-------- Data shown --------
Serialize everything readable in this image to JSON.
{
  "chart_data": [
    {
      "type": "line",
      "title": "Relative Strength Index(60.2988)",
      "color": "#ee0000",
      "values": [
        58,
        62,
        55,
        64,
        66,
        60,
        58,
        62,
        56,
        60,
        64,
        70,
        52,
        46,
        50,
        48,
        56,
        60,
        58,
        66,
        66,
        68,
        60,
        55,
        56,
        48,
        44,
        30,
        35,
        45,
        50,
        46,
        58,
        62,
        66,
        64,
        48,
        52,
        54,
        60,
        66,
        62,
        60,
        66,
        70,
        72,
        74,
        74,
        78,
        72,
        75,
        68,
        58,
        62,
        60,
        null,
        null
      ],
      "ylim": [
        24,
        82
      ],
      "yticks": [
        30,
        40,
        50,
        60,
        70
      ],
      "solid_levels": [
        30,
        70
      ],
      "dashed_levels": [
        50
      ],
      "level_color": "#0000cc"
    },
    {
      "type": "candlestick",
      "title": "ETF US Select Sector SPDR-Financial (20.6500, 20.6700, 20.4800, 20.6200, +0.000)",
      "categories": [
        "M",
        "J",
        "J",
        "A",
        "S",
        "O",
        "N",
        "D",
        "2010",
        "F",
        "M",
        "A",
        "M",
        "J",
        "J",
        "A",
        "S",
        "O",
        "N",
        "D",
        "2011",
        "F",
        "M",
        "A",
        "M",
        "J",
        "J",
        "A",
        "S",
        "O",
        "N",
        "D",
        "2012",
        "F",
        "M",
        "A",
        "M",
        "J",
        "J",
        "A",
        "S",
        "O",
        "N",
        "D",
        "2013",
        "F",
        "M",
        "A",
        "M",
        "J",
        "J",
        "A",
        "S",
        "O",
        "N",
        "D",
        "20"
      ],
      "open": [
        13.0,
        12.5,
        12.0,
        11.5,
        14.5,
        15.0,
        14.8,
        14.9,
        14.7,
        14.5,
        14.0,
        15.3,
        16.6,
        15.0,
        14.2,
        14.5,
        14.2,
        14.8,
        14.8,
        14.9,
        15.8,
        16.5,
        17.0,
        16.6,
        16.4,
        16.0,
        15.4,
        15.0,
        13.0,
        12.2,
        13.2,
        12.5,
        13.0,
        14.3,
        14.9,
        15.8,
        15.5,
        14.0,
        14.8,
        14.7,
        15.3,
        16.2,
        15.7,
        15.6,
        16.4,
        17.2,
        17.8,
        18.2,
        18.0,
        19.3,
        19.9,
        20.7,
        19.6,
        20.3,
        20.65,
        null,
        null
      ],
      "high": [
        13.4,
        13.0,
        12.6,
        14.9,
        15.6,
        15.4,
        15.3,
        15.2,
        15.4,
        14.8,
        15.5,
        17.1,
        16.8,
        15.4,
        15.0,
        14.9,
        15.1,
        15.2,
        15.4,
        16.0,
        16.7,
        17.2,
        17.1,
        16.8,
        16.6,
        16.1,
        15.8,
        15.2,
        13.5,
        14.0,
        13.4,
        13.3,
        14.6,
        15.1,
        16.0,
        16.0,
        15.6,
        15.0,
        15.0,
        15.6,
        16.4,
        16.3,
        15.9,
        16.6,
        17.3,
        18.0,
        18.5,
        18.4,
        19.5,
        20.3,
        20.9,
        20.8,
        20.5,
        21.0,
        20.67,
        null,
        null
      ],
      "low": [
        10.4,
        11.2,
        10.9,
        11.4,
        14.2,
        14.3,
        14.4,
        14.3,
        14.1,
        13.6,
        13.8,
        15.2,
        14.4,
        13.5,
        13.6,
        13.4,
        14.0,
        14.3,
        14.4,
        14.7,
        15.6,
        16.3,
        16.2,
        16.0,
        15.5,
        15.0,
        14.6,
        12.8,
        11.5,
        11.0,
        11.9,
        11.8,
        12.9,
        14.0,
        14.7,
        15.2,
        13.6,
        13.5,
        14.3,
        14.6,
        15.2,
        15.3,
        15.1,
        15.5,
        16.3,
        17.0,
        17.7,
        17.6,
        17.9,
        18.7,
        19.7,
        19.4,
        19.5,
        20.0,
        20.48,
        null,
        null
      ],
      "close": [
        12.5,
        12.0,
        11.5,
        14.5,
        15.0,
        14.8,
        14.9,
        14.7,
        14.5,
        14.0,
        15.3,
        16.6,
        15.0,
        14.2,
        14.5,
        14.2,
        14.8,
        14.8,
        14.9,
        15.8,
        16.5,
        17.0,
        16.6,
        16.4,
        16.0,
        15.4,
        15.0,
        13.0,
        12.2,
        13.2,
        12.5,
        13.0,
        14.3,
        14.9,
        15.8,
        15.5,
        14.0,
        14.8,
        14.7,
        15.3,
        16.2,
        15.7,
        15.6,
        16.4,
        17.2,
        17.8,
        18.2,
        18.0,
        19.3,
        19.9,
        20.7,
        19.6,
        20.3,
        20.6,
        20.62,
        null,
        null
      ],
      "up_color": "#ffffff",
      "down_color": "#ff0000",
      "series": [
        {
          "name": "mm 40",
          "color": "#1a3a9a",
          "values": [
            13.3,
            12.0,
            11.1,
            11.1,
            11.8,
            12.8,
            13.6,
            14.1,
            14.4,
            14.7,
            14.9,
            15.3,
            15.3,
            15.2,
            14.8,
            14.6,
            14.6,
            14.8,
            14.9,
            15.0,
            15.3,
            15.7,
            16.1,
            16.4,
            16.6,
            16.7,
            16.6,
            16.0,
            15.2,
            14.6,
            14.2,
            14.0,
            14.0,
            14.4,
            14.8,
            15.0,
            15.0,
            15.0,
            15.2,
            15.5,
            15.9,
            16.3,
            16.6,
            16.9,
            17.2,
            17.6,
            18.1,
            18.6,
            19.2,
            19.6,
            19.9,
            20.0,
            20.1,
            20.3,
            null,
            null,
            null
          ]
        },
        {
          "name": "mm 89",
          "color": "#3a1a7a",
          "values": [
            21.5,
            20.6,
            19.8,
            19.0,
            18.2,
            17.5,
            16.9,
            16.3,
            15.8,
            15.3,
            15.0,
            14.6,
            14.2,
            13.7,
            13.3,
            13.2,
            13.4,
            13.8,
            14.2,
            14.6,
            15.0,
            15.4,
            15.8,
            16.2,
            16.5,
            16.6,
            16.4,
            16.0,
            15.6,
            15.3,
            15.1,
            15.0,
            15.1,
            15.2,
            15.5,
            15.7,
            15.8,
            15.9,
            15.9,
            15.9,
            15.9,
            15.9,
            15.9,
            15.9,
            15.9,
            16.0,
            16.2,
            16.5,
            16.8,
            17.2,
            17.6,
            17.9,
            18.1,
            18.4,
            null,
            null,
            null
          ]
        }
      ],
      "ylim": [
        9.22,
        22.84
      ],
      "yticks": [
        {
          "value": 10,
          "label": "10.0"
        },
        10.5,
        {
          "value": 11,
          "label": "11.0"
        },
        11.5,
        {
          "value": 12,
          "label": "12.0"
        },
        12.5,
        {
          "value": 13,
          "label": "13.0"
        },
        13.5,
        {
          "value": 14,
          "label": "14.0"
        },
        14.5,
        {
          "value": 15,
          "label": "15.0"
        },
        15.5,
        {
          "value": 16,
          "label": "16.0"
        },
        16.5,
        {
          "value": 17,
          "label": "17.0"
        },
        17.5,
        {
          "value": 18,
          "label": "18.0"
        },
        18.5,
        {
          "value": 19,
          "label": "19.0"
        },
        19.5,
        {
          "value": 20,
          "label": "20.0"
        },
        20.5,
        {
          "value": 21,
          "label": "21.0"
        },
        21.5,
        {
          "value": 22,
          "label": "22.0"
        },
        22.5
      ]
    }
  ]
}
--------
> **What the task requires**:
Generate an exact reproduction of all entries.

> **The output**:
Serialize everything readable in this image to JSON.
{
  "chart_data": [
    {
      "type": "line",
      "title": "Relative Strength Index(60.2988)",
      "color": "#ee0000",
      "values": [
        58,
        62,
        55,
        64,
        66,
        60,
        58,
        62,
        56,
        60,
        64,
        70,
        52,
        46,
        50,
        48,
        56,
        60,
        58,
        66,
        66,
        68,
        60,
        55,
        56,
        48,
        44,
        30,
        35,
        45,
        50,
        46,
        58,
        62,
        66,
        64,
        48,
        52,
        54,
        60,
        66,
        62,
        60,
        66,
        70,
        72,
        74,
        74,
        78,
        72,
        75,
        68,
        58,
        62,
        60,
        null,
        null
      ],
      "ylim": [
        24,
        82
      ],
      "yticks": [
        30,
        40,
        50,
        60,
        70
      ],
      "solid_levels": [
        30,
        70
      ],
      "dashed_levels": [
        50
      ],
      "level_color": "#0000cc"
    },
    {
      "type": "candlestick",
      "title": "ETF US Select Sector SPDR-Financial (20.6500, 20.6700, 20.4800, 20.6200, +0.000)",
      "categories": [
        "M",
        "J",
        "J",
        "A",
        "S",
        "O",
        "N",
        "D",
        "2010",
        "F",
        "M",
        "A",
        "M",
        "J",
        "J",
        "A",
        "S",
        "O",
        "N",
        "D",
        "2011",
        "F",
        "M",
        "A",
        "M",
        "J",
        "J",
        "A",
        "S",
        "O",
        "N",
        "D",
        "2012",
        "F",
        "M",
        "A",
        "M",
        "J",
        "J",
        "A",
        "S",
        "O",
        "N",
        "D",
        "2013",
        "F",
        "M",
        "A",
        "M",
        "J",
        "J",
        "A",
        "S",
        "O",
        "N",
        "D",
        "20"
      ],
      "open": [
        13.0,
        12.5,
        12.0,
        11.5,
        14.5,
        15.0,
        14.8,
        14.9,
        14.7,
        14.5,
        14.0,
        15.3,
        16.6,
        15.0,
        14.2,
        14.5,
        14.2,
        14.8,
        14.8,
        14.9,
        15.8,
        16.5,
        17.0,
        16.6,
        16.4,
        16.0,
        15.4,
        15.0,
        13.0,
        12.2,
        13.2,
        12.5,
        13.0,
        14.3,
        14.9,
        15.8,
        15.5,
        14.0,
        14.8,
        14.7,
        15.3,
        16.2,
        15.7,
        15.6,
        16.4,
        17.2,
        17.8,
        18.2,
        18.0,
        19.3,
        19.9,
        20.7,
        19.6,
        20.3,
        20.65,
        null,
        null
      ],
      "high": [
        13.4,
        13.0,
        12.6,
        14.9,
        15.6,
        15.4,
        15.3,
        15.2,
        15.4,
        14.8,
        15.5,
        17.1,
        16.8,
        15.4,
        15.0,
        14.9,
        15.1,
        15.2,
        15.4,
        16.0,
        16.7,
        17.2,
        17.1,
        16.8,
        16.6,
        16.1,
        15.8,
        15.2,
        13.5,
        14.0,
        13.4,
        13.3,
        14.6,
        15.1,
        16.0,
        16.0,
        15.6,
        15.0,
        15.0,
        15.6,
        16.4,
        16.3,
        15.9,
        16.6,
        17.3,
        18.0,
        18.5,
        18.4,
        19.5,
        20.3,
        20.9,
        20.8,
        20.5,
        21.0,
        20.67,
        null,
        null
      ],
      "low": [
        10.4,
        11.2,
        10.9,
        11.4,
        14.2,
        14.3,
        14.4,
        14.3,
        14.1,
        13.6,
        13.8,
        15.2,
        14.4,
        13.5,
        13.6,
        13.4,
        14.0,
        14.3,
        14.4,
        14.7,
        15.6,
        16.3,
        16.2,
        16.0,
        15.5,
        15.0,
        14.6,
        12.8,
        11.5,
        11.0,
        11.9,
        11.8,
        12.9,
        14.0,
        14.7,
        15.2,
        13.6,
        13.5,
        14.3,
        14.6,
        15.2,
        15.3,
        15.1,
        15.5,
        16.3,
        17.0,
        17.7,
        17.6,
        17.9,
        18.7,
        19.7,
        19.4,
        19.5,
        20.0,
        20.48,
        null,
        null
      ],
      "close": [
        12.5,
        12.0,
        11.5,
        14.5,
        15.0,
        14.8,
        14.9,
        14.7,
        14.5,
        14.0,
        15.3,
        16.6,
        15.0,
        14.2,
        14.5,
        14.2,
        14.8,
        14.8,
        14.9,
        15.8,
        16.5,
        17.0,
        16.6,
        16.4,
        16.0,
        15.4,
        15.0,
        13.0,
        12.2,
        13.2,
        12.5,
        13.0,
        14.3,
        14.9,
        15.8,
        15.5,
        14.0,
        14.8,
        14.7,
        15.3,
        16.2,
        15.7,
        15.6,
        16.4,
        17.2,
        17.8,
        18.2,
        18.0,
        19.3,
        19.9,
        20.7,
        19.6,
        20.3,
        20.6,
        20.62,
        null,
        null
      ],
      "up_color": "#ffffff",
      "down_color": "#ff0000",
      "series": [
        {
          "name": "mm 40",
          "color": "#1a3a9a",
          "values": [
            13.3,
            12.0,
            11.1,
            11.1,
            11.8,
            12.8,
            13.6,
            14.1,
            14.4,
            14.7,
            14.9,
            15.3,
            15.3,
            15.2,
            14.8,
            14.6,
            14.6,
            14.8,
            14.9,
            15.0,
            15.3,
            15.7,
            16.1,
            16.4,
            16.6,
            16.7,
            16.6,
            16.0,
            15.2,
            14.6,
            14.2,
            14.0,
            14.0,
            14.4,
            14.8,
            15.0,
            15.0,
            15.0,
            15.2,
            15.5,
            15.9,
            16.3,
            16.6,
            16.9,
            17.2,
            17.6,
            18.1,
            18.6,
            19.2,
            19.6,
            19.9,
            20.0,
            20.1,
            20.3,
            null,
            null,
            null
          ]
        },
        {
          "name": "mm 89",
          "color": "#3a1a7a",
          "values": [
            21.5,
            20.6,
            19.8,
            19.0,
            18.2,
            17.5,
            16.9,
            16.3,
            15.8,
            15.3,
            15.0,
            14.6,
            14.2,
            13.7,
            13.3,
            13.2,
            13.4,
            13.8,
            14.2,
            14.6,
            15.0,
            15.4,
            15.8,
            16.2,
            16.5,
            16.6,
            16.4,
            16.0,
            15.6,
            15.3,
            15.1,
            15.0,
            15.1,
            15.2,
            15.5,
            15.7,
            15.8,
            15.9,
            15.9,
            15.9,
            15.9,
            15.9,
            15.9,
            15.9,
            15.9,
            16.0,
            16.2,
            16.5,
            16.8,
            17.2,
            17.6,
            17.9,
            18.1,
            18.4,
            null,
            null,
            null
          ]
        }
      ],
      "ylim": [
        9.22,
        22.84
      ],
      "yticks": [
        {
          "value": 10,
          "label": "10.0"
        },
        10.5,
        {
          "value": 11,
          "label": "11.0"
        },
        11.5,
        {
          "value": 12,
          "label": "12.0"
        },
        12.5,
        {
          "value": 13,
          "label": "13.0"
        },
        13.5,
        {
          "value": 14,
          "label": "14.0"
        },
        14.5,
        {
          "value": 15,
          "label": "15.0"
        },
        15.5,
        {
          "value": 16,
          "label": "16.0"
        },
        16.5,
        {
          "value": 17,
          "label": "17.0"
        },
        17.5,
        {
          "value": 18,
          "label": "18.0"
        },
        18.5,
        {
          "value": 19,
          "label": "19.0"
        },
        19.5,
        {
          "value": 20,
          "label": "20.0"
        },
        20.5,
        {
          "value": 21,
          "label": "21.0"
        },
        21.5,
        {
          "value": 22,
          "label": "22.0"
        },
        22.5
      ]
    }
  ]
}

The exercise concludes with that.